_SET TASKS_:
(a) In the Hive connection properties excerpt, what is the default mode of execution?
(b) Pick up the Hive connection properties excerpt after its final sentence and keep writing it.

_TEXT EXCERPT_:

You can also set the value for the engine type in hive-site.xml. The engine type appears as the following property in hive-site.xml:
<property> <name>hive.execution.engine</name> <value>tez</value> <description>Chooses execution engine. Options are: mr (MapReduce, default) or tez (Hadoop 2 only)</description> </property>
environmentSQL
SQL commands to set the Hadoop environment. The Data Integration Service executes the environment SQL at the beginning of each Hive script generated in a Hive execution plan.
The following rules and guidelines apply to the usage of environment SQL:
  • Use the environment SQL to specify Hive queries.
  • Use the environment SQL to set the classpath for Hive user-defined functions and then use environment SQL or PreSQL to specify the Hive user-defined functions. You cannot use PreSQL in the data object properties to specify the classpath. The path must be the fully qualified path to the JAR files used for user-defined functions. Set the parameter hive.aux.jars.path with all the entries in infapdo.aux.jars.path and the path to the JAR files for user-defined functions.
  • You can use environment SQL to define Hadoop or Hive parameters that you want to use in the PreSQL commands or in custom queries.
hadoopExecEnvExecutionParameterList
Custom properties that are unique to the Hadoop environment.
You can specify multiple properties.
Use the following format:
<property1>=<value>
Where
  • <property1> is a Hadoop environment optimization property.
  • <value> is the value of the Hadoop environment optimization property.
To specify multiple properties use
&:
as the property separator.
Use custom properties only at the request of Informatica Global Customer Support.
Hiveserver2Enabled
Optional. Runs the mapping in the HiveServer2 mode. If you enable HiveServer2 execution mode, use the JDBCConnectString option to provide the JDBC URL to access HiveServer2.
The default mode of execution is HiveCLI.
Hiveusername
User name of the user that the Data Integration Service impersonates to run mappings on a Hadoop cluster.
If the Hadoop cluster uses Kerberos authentication, the principal name for the JDBC connection string and the user name must be the same.
You must use user impersonation for the Hadoop connection if the Hadoop cluster uses Kerberos authentication.
If the Hadoop cluster does not use Kerberos authentication, the user name depends on the behavior of the JDBC driver.

_COLLECTED MATERIAL_:
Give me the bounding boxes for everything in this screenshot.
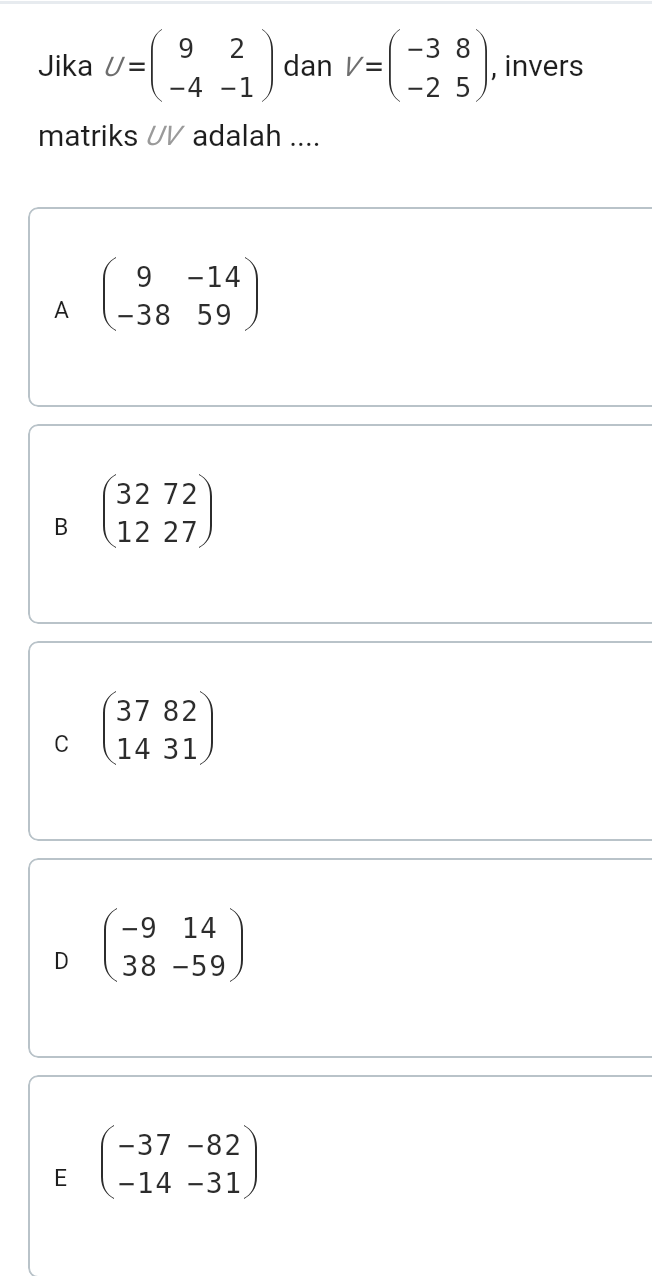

_RESULTS FOR THE EXERCISE_:
(a) HiveCLI.

(b)
If you do not specify a user name, the Hadoop cluster authenticates jobs based on the operating system profile user name of the machine that runs the Data Integration Service.
hiveWarehouseDirectoryOnHDFS
The absolute HDFS file path of the default database for the warehouse that is local to the cluster. For example, the following file path specifies a local warehouse:
/user/hive/warehouse
For Cloudera CDH, if the Metastore Execution Mode is remote, then the file path must match the file path specified by the Hive Metastore Service on the Hadoop cluster.
You can get the value for the Hive Warehouse Directory on HDFS from the
hive.metastore.warehouse.dir
property in hive-site.xml located in the following directory on the Hadoop cluster:
/etc/hadoop/conf/
For example, use the following value:
<property> <name>hive.metastore.warehouse.dir</name> <value>/usr/hive/warehouse </value> <description>location of the warehouse directory</description> </property>
For MapR,
hive-site.xml
is located in the following direcetory:
/opt/mapr/hive/<hive version>/conf
.
JDBCConnectString
The JDBC connection URI used to access the data and metadata from the Hadoop server.
You can use PowerExchange for Hive to communicate with a HiveServer service or HiveServer2 service.
To connect to HiveServer, specify the connection string in the following format:
jdbc:hive2://<hostname>:<port>/<db>
Where
  • <hostname> is name or IP address of the machine on which HiveServer2 runs.
  • <port> is the port number on which HiveServer2 listens.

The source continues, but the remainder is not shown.